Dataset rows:
┄┄┄┄┄┄┄┄┄┄

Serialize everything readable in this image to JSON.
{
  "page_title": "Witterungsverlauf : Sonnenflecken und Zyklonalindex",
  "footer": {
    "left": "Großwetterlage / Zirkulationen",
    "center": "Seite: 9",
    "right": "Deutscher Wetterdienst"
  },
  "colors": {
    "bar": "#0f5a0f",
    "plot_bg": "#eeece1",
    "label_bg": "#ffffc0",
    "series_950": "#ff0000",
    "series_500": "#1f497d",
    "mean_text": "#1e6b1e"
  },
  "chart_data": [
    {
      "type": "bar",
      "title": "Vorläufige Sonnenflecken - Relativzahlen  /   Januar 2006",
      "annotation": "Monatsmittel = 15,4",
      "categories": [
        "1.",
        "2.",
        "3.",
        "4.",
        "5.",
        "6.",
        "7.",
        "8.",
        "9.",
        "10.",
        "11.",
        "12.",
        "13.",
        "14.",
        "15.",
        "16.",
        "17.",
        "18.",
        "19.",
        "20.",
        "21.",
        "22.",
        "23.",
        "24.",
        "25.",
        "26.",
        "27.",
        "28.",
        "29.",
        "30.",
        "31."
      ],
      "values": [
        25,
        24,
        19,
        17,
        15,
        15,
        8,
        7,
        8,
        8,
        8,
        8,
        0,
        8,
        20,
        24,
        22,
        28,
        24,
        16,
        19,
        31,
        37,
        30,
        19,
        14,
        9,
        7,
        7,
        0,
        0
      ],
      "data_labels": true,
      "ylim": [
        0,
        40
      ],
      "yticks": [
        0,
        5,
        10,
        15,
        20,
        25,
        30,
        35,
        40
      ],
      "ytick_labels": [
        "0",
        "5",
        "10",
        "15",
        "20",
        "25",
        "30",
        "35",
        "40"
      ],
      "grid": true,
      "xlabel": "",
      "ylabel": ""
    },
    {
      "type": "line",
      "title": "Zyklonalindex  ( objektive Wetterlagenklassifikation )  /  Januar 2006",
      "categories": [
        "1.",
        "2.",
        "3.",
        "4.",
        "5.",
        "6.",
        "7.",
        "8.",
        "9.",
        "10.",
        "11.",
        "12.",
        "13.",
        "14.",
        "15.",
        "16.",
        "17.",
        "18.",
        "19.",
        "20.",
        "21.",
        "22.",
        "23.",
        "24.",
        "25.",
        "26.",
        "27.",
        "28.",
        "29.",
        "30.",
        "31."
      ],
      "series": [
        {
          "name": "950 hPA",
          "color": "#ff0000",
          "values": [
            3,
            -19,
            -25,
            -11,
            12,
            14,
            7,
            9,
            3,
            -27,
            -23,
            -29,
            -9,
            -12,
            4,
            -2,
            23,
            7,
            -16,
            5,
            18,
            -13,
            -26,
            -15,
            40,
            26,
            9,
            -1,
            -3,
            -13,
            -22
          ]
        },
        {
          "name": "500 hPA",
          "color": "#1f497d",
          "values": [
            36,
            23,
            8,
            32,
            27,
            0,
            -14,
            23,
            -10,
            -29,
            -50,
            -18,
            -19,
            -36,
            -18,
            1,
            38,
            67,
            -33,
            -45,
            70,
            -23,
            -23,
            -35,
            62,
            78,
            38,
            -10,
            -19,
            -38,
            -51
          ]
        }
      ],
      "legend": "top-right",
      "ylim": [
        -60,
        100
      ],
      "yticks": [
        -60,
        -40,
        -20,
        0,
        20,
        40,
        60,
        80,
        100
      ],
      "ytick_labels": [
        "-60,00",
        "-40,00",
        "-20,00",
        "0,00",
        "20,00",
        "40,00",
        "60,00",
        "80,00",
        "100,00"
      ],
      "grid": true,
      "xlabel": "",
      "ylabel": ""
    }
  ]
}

┄┄┄┄┄┄┄┄┄┄

**Exercise requirements**
Repeat the records above exactly as they appear.

**Output of the exercise**
Serialize everything readable in this image to JSON.
{
  "page_title": "Witterungsverlauf : Sonnenflecken und Zyklonalindex",
  "footer": {
    "left": "Großwetterlage / Zirkulationen",
    "center": "Seite: 9",
    "right": "Deutscher Wetterdienst"
  },
  "colors": {
    "bar": "#0f5a0f",
    "plot_bg": "#eeece1",
    "label_bg": "#ffffc0",
    "series_950": "#ff0000",
    "series_500": "#1f497d",
    "mean_text": "#1e6b1e"
  },
  "chart_data": [
    {
      "type": "bar",
      "title": "Vorläufige Sonnenflecken - Relativzahlen  /   Januar 2006",
      "annotation": "Monatsmittel = 15,4",
      "categories": [
        "1.",
        "2.",
        "3.",
        "4.",
        "5.",
        "6.",
        "7.",
        "8.",
        "9.",
        "10.",
        "11.",
        "12.",
        "13.",
        "14.",
        "15.",
        "16.",
        "17.",
        "18.",
        "19.",
        "20.",
        "21.",
        "22.",
        "23.",
        "24.",
        "25.",
        "26.",
        "27.",
        "28.",
        "29.",
        "30.",
        "31."
      ],
      "values": [
        25,
        24,
        19,
        17,
        15,
        15,
        8,
        7,
        8,
        8,
        8,
        8,
        0,
        8,
        20,
        24,
        22,
        28,
        24,
        16,
        19,
        31,
        37,
        30,
        19,
        14,
        9,
        7,
        7,
        0,
        0
      ],
      "data_labels": true,
      "ylim": [
        0,
        40
      ],
      "yticks": [
        0,
        5,
        10,
        15,
        20,
        25,
        30,
        35,
        40
      ],
      "ytick_labels": [
        "0",
        "5",
        "10",
        "15",
        "20",
        "25",
        "30",
        "35",
        "40"
      ],
      "grid": true,
      "xlabel": "",
      "ylabel": ""
    },
    {
      "type": "line",
      "title": "Zyklonalindex  ( objektive Wetterlagenklassifikation )  /  Januar 2006",
      "categories": [
        "1.",
        "2.",
        "3.",
        "4.",
        "5.",
        "6.",
        "7.",
        "8.",
        "9.",
        "10.",
        "11.",
        "12.",
        "13.",
        "14.",
        "15.",
        "16.",
        "17.",
        "18.",
        "19.",
        "20.",
        "21.",
        "22.",
        "23.",
        "24.",
        "25.",
        "26.",
        "27.",
        "28.",
        "29.",
        "30.",
        "31."
      ],
      "series": [
        {
          "name": "950 hPA",
          "color": "#ff0000",
          "values": [
            3,
            -19,
            -25,
            -11,
            12,
            14,
            7,
            9,
            3,
            -27,
            -23,
            -29,
            -9,
            -12,
            4,
            -2,
            23,
            7,
            -16,
            5,
            18,
            -13,
            -26,
            -15,
            40,
            26,
            9,
            -1,
            -3,
            -13,
            -22
          ]
        },
        {
          "name": "500 hPA",
          "color": "#1f497d",
          "values": [
            36,
            23,
            8,
            32,
            27,
            0,
            -14,
            23,
            -10,
            -29,
            -50,
            -18,
            -19,
            -36,
            -18,
            1,
            38,
            67,
            -33,
            -45,
            70,
            -23,
            -23,
            -35,
            62,
            78,
            38,
            -10,
            -19,
            -38,
            -51
          ]
        }
      ],
      "legend": "top-right",
      "ylim": [
        -60,
        100
      ],
      "yticks": [
        -60,
        -40,
        -20,
        0,
        20,
        40,
        60,
        80,
        100
      ],
      "ytick_labels": [
        "-60,00",
        "-40,00",
        "-20,00",
        "0,00",
        "20,00",
        "40,00",
        "60,00",
        "80,00",
        "100,00"
      ],
      "grid": true,
      "xlabel": "",
      "ylabel": ""
    }
  ]
}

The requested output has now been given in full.